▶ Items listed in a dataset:
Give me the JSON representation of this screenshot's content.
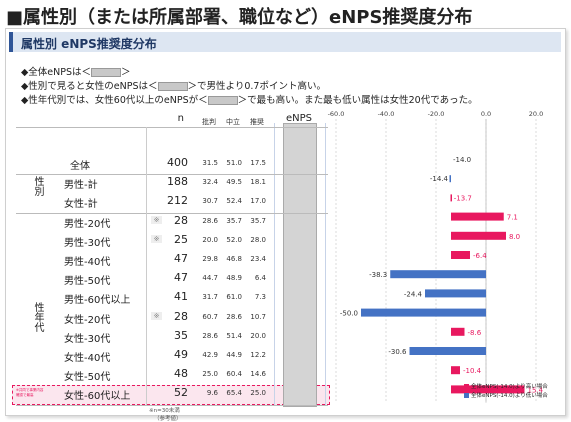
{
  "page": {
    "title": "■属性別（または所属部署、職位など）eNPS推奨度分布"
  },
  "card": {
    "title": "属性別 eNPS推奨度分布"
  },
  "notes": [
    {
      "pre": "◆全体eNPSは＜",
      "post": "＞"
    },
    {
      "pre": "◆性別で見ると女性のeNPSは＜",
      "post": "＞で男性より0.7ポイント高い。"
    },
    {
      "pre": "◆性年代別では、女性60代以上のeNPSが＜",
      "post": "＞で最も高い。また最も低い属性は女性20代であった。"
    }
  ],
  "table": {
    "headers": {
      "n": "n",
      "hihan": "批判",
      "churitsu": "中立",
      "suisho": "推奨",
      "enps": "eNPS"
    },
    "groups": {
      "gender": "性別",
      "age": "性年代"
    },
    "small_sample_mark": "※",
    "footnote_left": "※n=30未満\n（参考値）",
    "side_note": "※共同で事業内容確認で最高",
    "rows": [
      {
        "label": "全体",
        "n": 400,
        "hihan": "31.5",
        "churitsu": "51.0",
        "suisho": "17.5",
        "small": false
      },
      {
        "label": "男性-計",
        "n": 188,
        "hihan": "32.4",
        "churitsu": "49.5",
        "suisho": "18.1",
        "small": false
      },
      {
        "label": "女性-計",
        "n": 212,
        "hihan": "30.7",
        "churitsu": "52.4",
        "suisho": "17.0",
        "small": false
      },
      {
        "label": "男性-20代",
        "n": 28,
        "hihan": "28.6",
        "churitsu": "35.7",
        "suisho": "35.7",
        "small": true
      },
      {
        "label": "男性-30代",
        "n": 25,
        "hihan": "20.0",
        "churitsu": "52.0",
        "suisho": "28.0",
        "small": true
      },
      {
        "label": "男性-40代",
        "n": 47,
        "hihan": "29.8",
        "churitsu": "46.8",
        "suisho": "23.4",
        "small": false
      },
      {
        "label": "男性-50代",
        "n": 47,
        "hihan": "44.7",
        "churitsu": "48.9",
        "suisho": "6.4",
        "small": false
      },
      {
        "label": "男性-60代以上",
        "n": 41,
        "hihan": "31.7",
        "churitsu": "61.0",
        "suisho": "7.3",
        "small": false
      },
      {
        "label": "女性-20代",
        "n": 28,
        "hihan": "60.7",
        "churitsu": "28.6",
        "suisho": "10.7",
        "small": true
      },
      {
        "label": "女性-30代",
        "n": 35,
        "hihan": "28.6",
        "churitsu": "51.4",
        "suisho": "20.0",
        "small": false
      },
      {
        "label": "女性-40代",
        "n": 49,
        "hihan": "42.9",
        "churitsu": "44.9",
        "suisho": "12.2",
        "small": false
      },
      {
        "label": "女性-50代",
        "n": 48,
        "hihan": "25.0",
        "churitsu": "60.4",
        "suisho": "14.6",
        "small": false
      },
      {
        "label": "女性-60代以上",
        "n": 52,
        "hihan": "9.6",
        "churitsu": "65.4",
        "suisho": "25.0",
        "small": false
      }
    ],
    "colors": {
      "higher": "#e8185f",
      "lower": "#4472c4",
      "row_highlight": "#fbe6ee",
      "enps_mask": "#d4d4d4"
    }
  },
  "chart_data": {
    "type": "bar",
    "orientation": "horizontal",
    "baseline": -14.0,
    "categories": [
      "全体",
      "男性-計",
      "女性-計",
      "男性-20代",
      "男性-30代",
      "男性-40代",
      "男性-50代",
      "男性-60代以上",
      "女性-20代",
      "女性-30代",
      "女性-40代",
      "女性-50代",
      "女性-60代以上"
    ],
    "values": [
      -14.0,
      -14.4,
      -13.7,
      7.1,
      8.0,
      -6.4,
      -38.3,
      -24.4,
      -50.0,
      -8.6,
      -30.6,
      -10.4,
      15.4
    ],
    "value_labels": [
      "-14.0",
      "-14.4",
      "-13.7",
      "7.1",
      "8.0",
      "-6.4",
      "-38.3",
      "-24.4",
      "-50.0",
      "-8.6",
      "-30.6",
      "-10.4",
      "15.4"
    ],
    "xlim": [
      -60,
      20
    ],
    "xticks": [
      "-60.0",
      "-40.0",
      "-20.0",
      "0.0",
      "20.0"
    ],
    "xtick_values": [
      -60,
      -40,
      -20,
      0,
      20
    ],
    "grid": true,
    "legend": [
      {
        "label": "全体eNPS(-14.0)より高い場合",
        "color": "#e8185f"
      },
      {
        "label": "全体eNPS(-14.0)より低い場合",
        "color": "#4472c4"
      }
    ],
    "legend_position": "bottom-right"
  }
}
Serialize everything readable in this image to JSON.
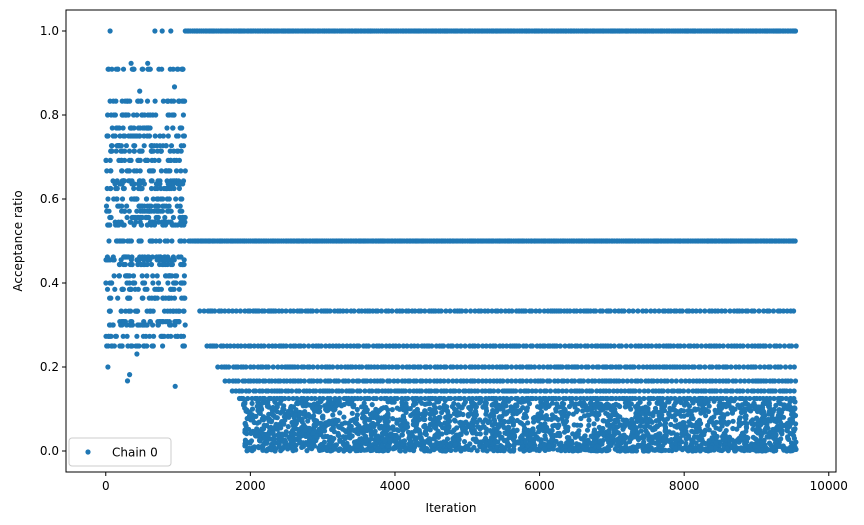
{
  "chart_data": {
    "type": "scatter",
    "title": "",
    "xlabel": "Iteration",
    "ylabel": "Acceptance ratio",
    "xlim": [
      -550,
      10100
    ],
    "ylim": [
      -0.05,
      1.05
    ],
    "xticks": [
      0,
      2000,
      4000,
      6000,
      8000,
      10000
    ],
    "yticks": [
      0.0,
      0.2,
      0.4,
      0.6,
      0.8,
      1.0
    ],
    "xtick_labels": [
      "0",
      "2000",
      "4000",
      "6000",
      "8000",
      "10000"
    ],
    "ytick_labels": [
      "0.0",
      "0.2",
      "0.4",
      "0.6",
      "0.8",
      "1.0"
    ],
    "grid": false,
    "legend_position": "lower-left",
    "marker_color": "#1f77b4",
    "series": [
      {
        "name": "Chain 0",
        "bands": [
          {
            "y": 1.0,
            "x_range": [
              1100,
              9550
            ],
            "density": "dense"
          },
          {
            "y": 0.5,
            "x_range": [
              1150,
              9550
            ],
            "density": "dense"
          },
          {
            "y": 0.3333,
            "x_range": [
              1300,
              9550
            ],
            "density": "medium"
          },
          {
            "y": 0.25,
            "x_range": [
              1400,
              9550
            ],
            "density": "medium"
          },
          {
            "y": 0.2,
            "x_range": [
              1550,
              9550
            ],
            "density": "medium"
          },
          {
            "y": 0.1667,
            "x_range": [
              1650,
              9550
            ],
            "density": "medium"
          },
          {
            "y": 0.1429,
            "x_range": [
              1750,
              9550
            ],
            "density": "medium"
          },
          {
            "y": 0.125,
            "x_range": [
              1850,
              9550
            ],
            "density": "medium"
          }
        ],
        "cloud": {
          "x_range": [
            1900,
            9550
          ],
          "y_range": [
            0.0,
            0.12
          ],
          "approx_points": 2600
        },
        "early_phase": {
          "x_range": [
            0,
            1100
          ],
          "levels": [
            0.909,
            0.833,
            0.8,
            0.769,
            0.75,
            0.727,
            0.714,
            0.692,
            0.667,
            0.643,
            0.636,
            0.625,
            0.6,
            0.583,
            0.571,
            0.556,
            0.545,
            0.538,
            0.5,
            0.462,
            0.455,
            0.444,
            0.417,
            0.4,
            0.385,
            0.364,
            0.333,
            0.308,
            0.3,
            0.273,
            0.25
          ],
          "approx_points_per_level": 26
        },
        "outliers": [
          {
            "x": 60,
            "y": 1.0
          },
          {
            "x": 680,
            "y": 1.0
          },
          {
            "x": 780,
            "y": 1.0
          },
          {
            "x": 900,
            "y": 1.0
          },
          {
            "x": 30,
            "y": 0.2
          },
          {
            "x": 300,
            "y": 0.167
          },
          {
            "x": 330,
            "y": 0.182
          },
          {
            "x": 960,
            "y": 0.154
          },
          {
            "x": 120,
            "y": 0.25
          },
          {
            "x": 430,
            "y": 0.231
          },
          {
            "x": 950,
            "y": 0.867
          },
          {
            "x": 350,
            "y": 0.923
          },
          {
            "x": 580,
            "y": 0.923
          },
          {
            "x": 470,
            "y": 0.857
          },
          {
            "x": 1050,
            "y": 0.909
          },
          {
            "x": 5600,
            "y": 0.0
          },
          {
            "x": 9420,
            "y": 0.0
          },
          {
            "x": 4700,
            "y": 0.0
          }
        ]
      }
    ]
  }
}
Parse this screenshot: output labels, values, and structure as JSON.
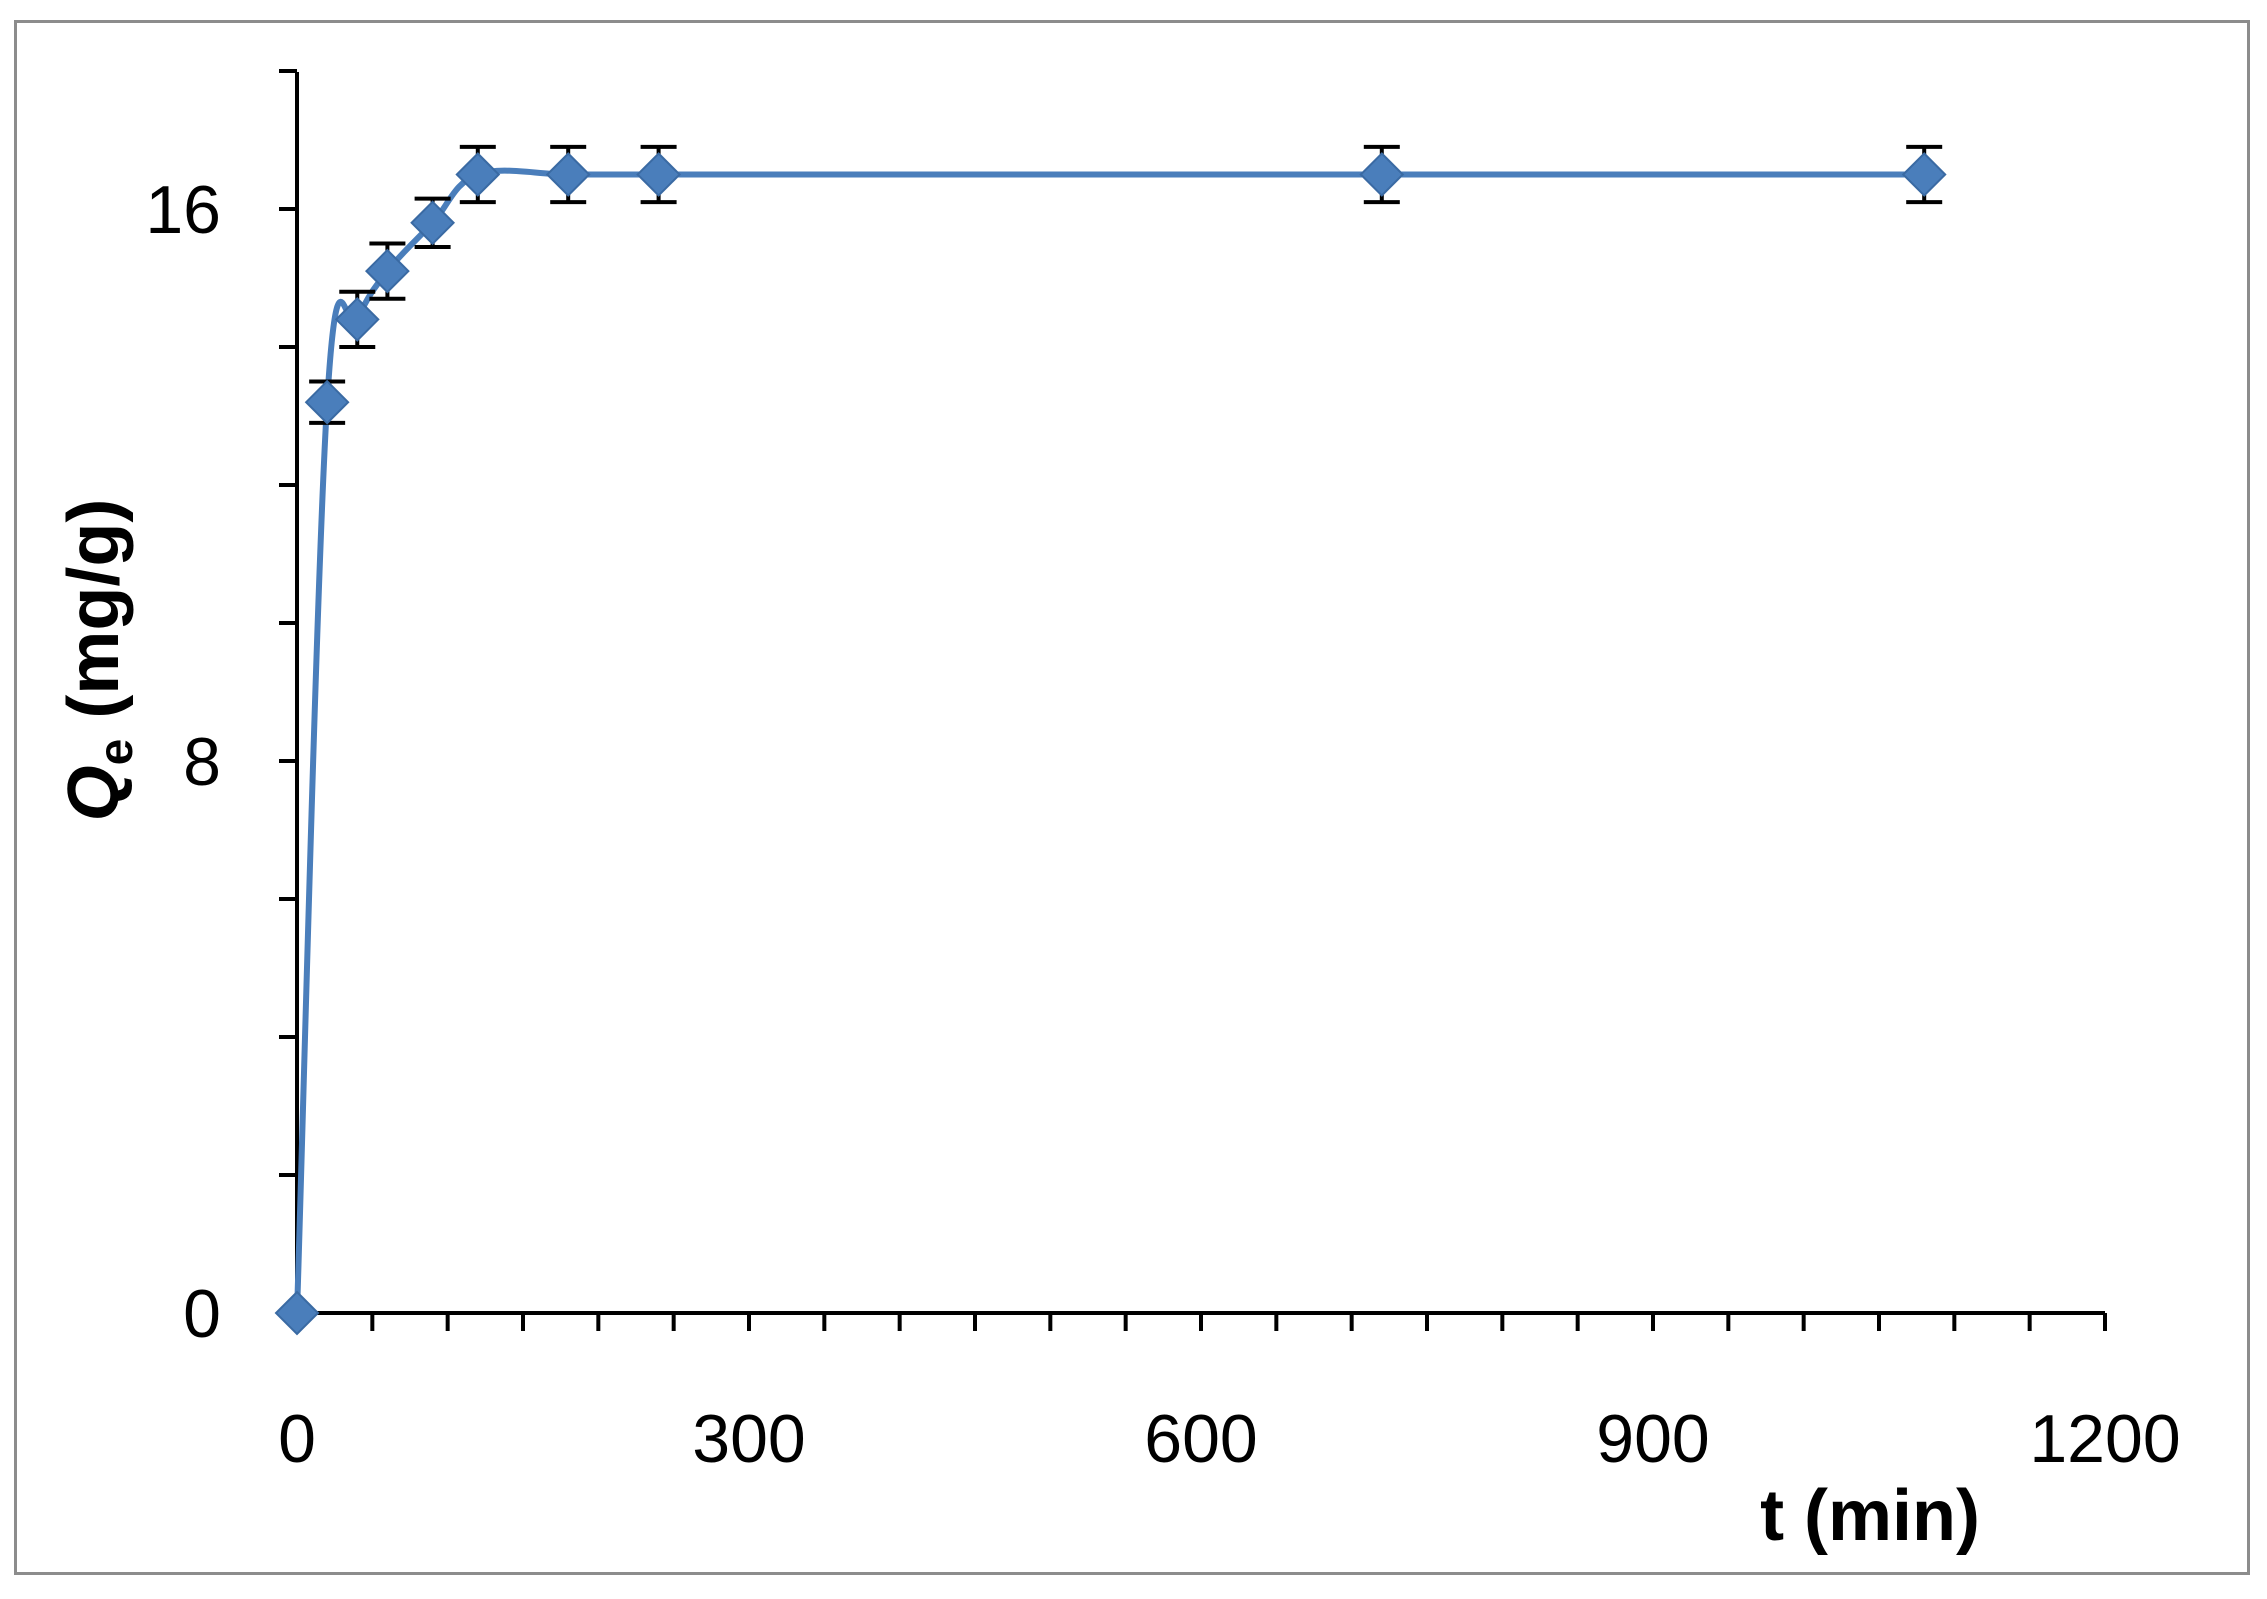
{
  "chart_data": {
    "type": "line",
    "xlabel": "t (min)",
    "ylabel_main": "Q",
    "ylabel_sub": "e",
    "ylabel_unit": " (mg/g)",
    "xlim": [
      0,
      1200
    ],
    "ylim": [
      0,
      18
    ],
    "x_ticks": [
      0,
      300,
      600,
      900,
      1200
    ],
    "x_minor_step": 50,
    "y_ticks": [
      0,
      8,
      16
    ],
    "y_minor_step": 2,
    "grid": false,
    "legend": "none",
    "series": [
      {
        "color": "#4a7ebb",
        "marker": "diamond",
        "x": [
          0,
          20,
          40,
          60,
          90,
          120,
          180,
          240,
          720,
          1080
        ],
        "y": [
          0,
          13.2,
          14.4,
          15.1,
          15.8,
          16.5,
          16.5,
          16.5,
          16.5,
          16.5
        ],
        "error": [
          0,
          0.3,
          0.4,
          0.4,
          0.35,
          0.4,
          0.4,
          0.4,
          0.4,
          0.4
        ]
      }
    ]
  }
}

▶ TO DO: Say the number of lines in the records above that include the string "eNPS推奨度分布", and no more.

▶ WORKED SOLUTION: 2